-------- Information supplied --------

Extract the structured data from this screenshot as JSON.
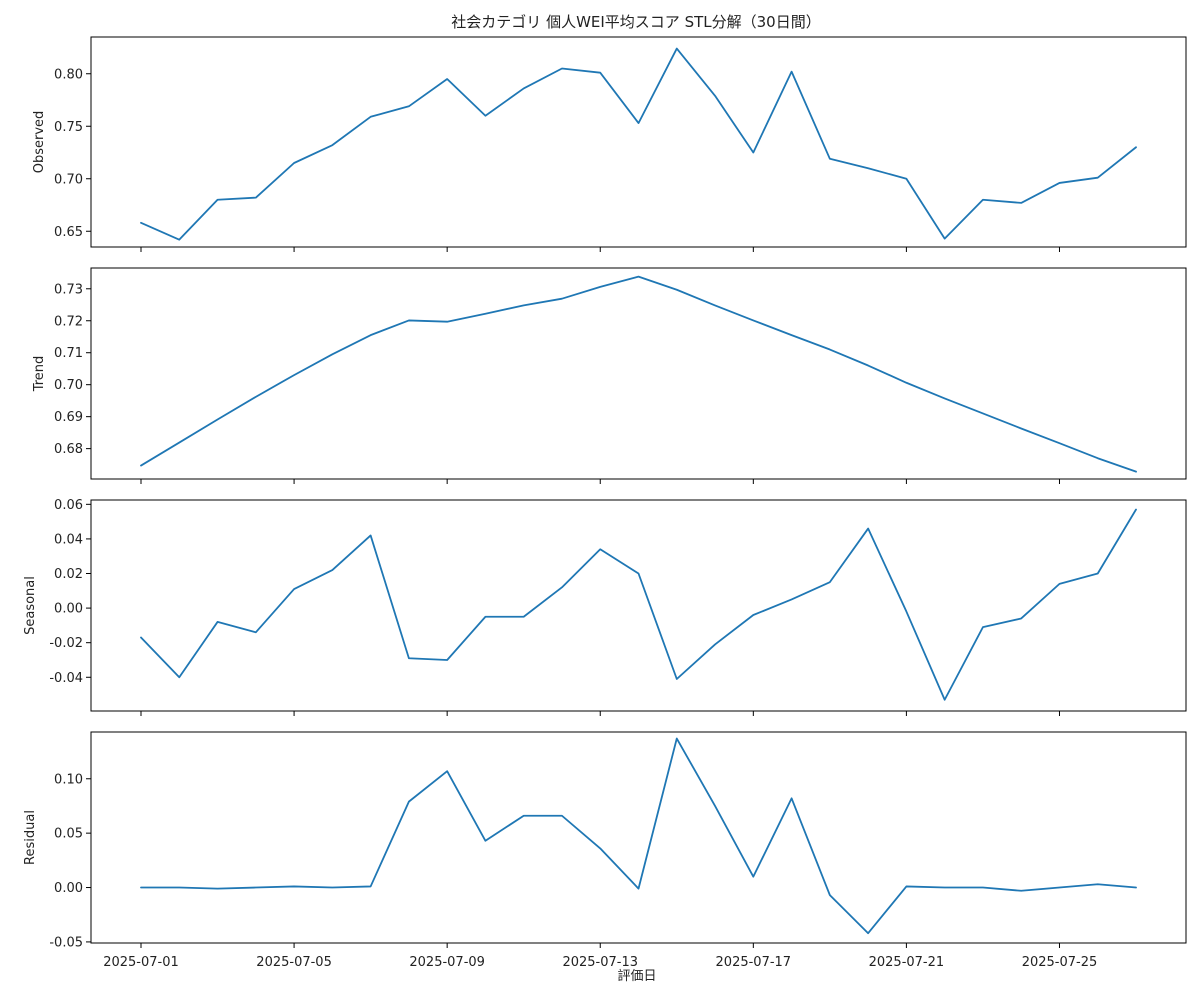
{
  "chart_data": {
    "type": "line",
    "title": "社会カテゴリ 個人WEI平均スコア STL分解（30日間）",
    "xlabel": "評価日",
    "x": [
      "2025-07-01",
      "2025-07-02",
      "2025-07-03",
      "2025-07-04",
      "2025-07-05",
      "2025-07-06",
      "2025-07-07",
      "2025-07-08",
      "2025-07-09",
      "2025-07-10",
      "2025-07-11",
      "2025-07-12",
      "2025-07-13",
      "2025-07-14",
      "2025-07-15",
      "2025-07-16",
      "2025-07-17",
      "2025-07-18",
      "2025-07-19",
      "2025-07-20",
      "2025-07-21",
      "2025-07-22",
      "2025-07-23",
      "2025-07-24",
      "2025-07-25",
      "2025-07-26",
      "2025-07-27"
    ],
    "xticks": [
      "2025-07-01",
      "2025-07-05",
      "2025-07-09",
      "2025-07-13",
      "2025-07-17",
      "2025-07-21",
      "2025-07-25"
    ],
    "line_color": "#1f77b4",
    "grid": false,
    "panels": [
      {
        "ylabel": "Observed",
        "ylim": [
          0.635,
          0.835
        ],
        "yticks": [
          "0.65",
          "0.70",
          "0.75",
          "0.80"
        ],
        "values": [
          0.658,
          0.642,
          0.68,
          0.682,
          0.715,
          0.732,
          0.759,
          0.769,
          0.795,
          0.76,
          0.786,
          0.805,
          0.801,
          0.753,
          0.824,
          0.779,
          0.725,
          0.802,
          0.719,
          0.71,
          0.7,
          0.643,
          0.68,
          0.677,
          0.696,
          0.701,
          0.73
        ]
      },
      {
        "ylabel": "Trend",
        "ylim": [
          0.6705,
          0.7365
        ],
        "yticks": [
          "0.68",
          "0.69",
          "0.70",
          "0.71",
          "0.72",
          "0.73"
        ],
        "values": [
          0.6747,
          0.6819,
          0.6891,
          0.6962,
          0.703,
          0.7095,
          0.7155,
          0.7201,
          0.7197,
          0.7222,
          0.7248,
          0.7269,
          0.7306,
          0.7338,
          0.7297,
          0.7248,
          0.7201,
          0.7155,
          0.711,
          0.706,
          0.7006,
          0.6957,
          0.691,
          0.6863,
          0.6817,
          0.677,
          0.6728
        ]
      },
      {
        "ylabel": "Seasonal",
        "ylim": [
          -0.0595,
          0.0625
        ],
        "yticks": [
          "-0.04",
          "-0.02",
          "0.00",
          "0.02",
          "0.04",
          "0.06"
        ],
        "values": [
          -0.017,
          -0.04,
          -0.008,
          -0.014,
          0.011,
          0.022,
          0.042,
          -0.029,
          -0.03,
          -0.005,
          -0.005,
          0.012,
          0.034,
          0.02,
          -0.041,
          -0.021,
          -0.004,
          0.005,
          0.015,
          0.046,
          -0.002,
          -0.053,
          -0.011,
          -0.006,
          0.014,
          0.02,
          0.057
        ]
      },
      {
        "ylabel": "Residual",
        "ylim": [
          -0.051,
          0.143
        ],
        "yticks": [
          "-0.05",
          "0.00",
          "0.05",
          "0.10"
        ],
        "values": [
          0.0,
          0.0,
          -0.001,
          0.0,
          0.001,
          0.0,
          0.001,
          0.079,
          0.107,
          0.043,
          0.066,
          0.066,
          0.036,
          -0.001,
          0.137,
          0.075,
          0.01,
          0.082,
          -0.007,
          -0.042,
          0.001,
          0.0,
          0.0,
          -0.003,
          0.0,
          0.003,
          0.0
        ]
      }
    ]
  }
}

--------

** Aim **
Transcribe every line from the records above without alteration, and leave out the images.

** Output for this exercise **
Extract the structured data from this screenshot as JSON.
{
  "chart_data": {
    "type": "line",
    "title": "社会カテゴリ 個人WEI平均スコア STL分解（30日間）",
    "xlabel": "評価日",
    "x": [
      "2025-07-01",
      "2025-07-02",
      "2025-07-03",
      "2025-07-04",
      "2025-07-05",
      "2025-07-06",
      "2025-07-07",
      "2025-07-08",
      "2025-07-09",
      "2025-07-10",
      "2025-07-11",
      "2025-07-12",
      "2025-07-13",
      "2025-07-14",
      "2025-07-15",
      "2025-07-16",
      "2025-07-17",
      "2025-07-18",
      "2025-07-19",
      "2025-07-20",
      "2025-07-21",
      "2025-07-22",
      "2025-07-23",
      "2025-07-24",
      "2025-07-25",
      "2025-07-26",
      "2025-07-27"
    ],
    "xticks": [
      "2025-07-01",
      "2025-07-05",
      "2025-07-09",
      "2025-07-13",
      "2025-07-17",
      "2025-07-21",
      "2025-07-25"
    ],
    "line_color": "#1f77b4",
    "grid": false,
    "panels": [
      {
        "ylabel": "Observed",
        "ylim": [
          0.635,
          0.835
        ],
        "yticks": [
          "0.65",
          "0.70",
          "0.75",
          "0.80"
        ],
        "values": [
          0.658,
          0.642,
          0.68,
          0.682,
          0.715,
          0.732,
          0.759,
          0.769,
          0.795,
          0.76,
          0.786,
          0.805,
          0.801,
          0.753,
          0.824,
          0.779,
          0.725,
          0.802,
          0.719,
          0.71,
          0.7,
          0.643,
          0.68,
          0.677,
          0.696,
          0.701,
          0.73
        ]
      },
      {
        "ylabel": "Trend",
        "ylim": [
          0.6705,
          0.7365
        ],
        "yticks": [
          "0.68",
          "0.69",
          "0.70",
          "0.71",
          "0.72",
          "0.73"
        ],
        "values": [
          0.6747,
          0.6819,
          0.6891,
          0.6962,
          0.703,
          0.7095,
          0.7155,
          0.7201,
          0.7197,
          0.7222,
          0.7248,
          0.7269,
          0.7306,
          0.7338,
          0.7297,
          0.7248,
          0.7201,
          0.7155,
          0.711,
          0.706,
          0.7006,
          0.6957,
          0.691,
          0.6863,
          0.6817,
          0.677,
          0.6728
        ]
      },
      {
        "ylabel": "Seasonal",
        "ylim": [
          -0.0595,
          0.0625
        ],
        "yticks": [
          "-0.04",
          "-0.02",
          "0.00",
          "0.02",
          "0.04",
          "0.06"
        ],
        "values": [
          -0.017,
          -0.04,
          -0.008,
          -0.014,
          0.011,
          0.022,
          0.042,
          -0.029,
          -0.03,
          -0.005,
          -0.005,
          0.012,
          0.034,
          0.02,
          -0.041,
          -0.021,
          -0.004,
          0.005,
          0.015,
          0.046,
          -0.002,
          -0.053,
          -0.011,
          -0.006,
          0.014,
          0.02,
          0.057
        ]
      },
      {
        "ylabel": "Residual",
        "ylim": [
          -0.051,
          0.143
        ],
        "yticks": [
          "-0.05",
          "0.00",
          "0.05",
          "0.10"
        ],
        "values": [
          0.0,
          0.0,
          -0.001,
          0.0,
          0.001,
          0.0,
          0.001,
          0.079,
          0.107,
          0.043,
          0.066,
          0.066,
          0.036,
          -0.001,
          0.137,
          0.075,
          0.01,
          0.082,
          -0.007,
          -0.042,
          0.001,
          0.0,
          0.0,
          -0.003,
          0.0,
          0.003,
          0.0
        ]
      }
    ]
  }
}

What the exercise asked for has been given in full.